◆ WHAT IS NEEDED:
Answer with nothing except the number of lines that contain the word "Alberto".
#### SUPPLIED INFORMATION
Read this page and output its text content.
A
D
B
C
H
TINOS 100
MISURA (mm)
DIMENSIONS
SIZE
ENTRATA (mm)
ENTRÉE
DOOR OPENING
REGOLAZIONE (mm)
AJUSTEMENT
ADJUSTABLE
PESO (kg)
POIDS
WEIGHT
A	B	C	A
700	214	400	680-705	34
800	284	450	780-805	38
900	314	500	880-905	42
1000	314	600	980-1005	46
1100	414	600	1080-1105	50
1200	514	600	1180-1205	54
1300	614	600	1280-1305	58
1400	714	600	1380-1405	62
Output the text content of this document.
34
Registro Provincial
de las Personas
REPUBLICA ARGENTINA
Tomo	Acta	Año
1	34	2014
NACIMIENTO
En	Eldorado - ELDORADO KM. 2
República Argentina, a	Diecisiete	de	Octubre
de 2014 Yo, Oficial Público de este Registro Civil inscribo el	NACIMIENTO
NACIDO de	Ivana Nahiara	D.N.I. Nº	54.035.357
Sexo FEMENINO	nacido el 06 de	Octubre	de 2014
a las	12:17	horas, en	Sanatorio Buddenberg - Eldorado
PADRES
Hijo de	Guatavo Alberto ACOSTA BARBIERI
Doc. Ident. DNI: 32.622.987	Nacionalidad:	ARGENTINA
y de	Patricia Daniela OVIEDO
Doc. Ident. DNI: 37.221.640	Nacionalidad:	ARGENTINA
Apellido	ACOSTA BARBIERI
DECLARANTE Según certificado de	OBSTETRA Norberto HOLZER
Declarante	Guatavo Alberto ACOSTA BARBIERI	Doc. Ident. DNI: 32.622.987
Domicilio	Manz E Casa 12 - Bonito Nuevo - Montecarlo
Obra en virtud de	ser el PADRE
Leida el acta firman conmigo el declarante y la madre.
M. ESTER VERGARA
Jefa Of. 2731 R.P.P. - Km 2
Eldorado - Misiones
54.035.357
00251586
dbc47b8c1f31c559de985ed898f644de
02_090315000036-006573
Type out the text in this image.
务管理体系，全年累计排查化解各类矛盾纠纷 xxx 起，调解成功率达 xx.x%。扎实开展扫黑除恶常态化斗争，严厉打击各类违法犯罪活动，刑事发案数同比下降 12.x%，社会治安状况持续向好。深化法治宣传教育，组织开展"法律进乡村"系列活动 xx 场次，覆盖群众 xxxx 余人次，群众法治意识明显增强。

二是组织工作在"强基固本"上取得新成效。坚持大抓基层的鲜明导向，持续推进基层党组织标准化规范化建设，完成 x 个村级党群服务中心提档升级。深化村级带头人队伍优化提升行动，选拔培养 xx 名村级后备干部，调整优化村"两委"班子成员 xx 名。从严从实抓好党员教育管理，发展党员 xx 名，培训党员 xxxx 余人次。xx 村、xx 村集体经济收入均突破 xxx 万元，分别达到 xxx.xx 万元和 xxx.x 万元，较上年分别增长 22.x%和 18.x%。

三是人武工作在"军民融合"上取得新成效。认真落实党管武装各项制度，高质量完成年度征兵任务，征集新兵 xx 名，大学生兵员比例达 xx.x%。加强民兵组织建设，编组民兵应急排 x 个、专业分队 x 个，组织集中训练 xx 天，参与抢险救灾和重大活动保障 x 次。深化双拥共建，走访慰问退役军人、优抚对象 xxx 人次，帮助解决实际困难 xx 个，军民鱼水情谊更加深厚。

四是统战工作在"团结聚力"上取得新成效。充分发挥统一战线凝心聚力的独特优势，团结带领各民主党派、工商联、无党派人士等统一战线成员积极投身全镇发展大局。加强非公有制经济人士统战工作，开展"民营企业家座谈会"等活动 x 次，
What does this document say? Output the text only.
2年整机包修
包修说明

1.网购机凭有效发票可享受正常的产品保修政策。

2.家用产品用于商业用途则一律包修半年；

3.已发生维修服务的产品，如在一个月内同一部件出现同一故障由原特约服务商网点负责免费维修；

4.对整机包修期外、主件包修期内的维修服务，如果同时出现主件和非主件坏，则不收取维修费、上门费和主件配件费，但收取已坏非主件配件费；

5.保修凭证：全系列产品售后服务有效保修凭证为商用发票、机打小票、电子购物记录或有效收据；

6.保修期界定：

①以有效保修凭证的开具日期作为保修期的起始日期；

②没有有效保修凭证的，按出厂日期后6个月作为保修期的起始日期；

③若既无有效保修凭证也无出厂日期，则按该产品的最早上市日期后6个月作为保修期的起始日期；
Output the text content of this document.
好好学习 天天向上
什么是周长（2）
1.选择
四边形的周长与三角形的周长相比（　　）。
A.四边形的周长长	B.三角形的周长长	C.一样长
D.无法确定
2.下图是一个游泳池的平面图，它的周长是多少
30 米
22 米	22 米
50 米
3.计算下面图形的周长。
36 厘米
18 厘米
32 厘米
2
########
◆ RESULT:
2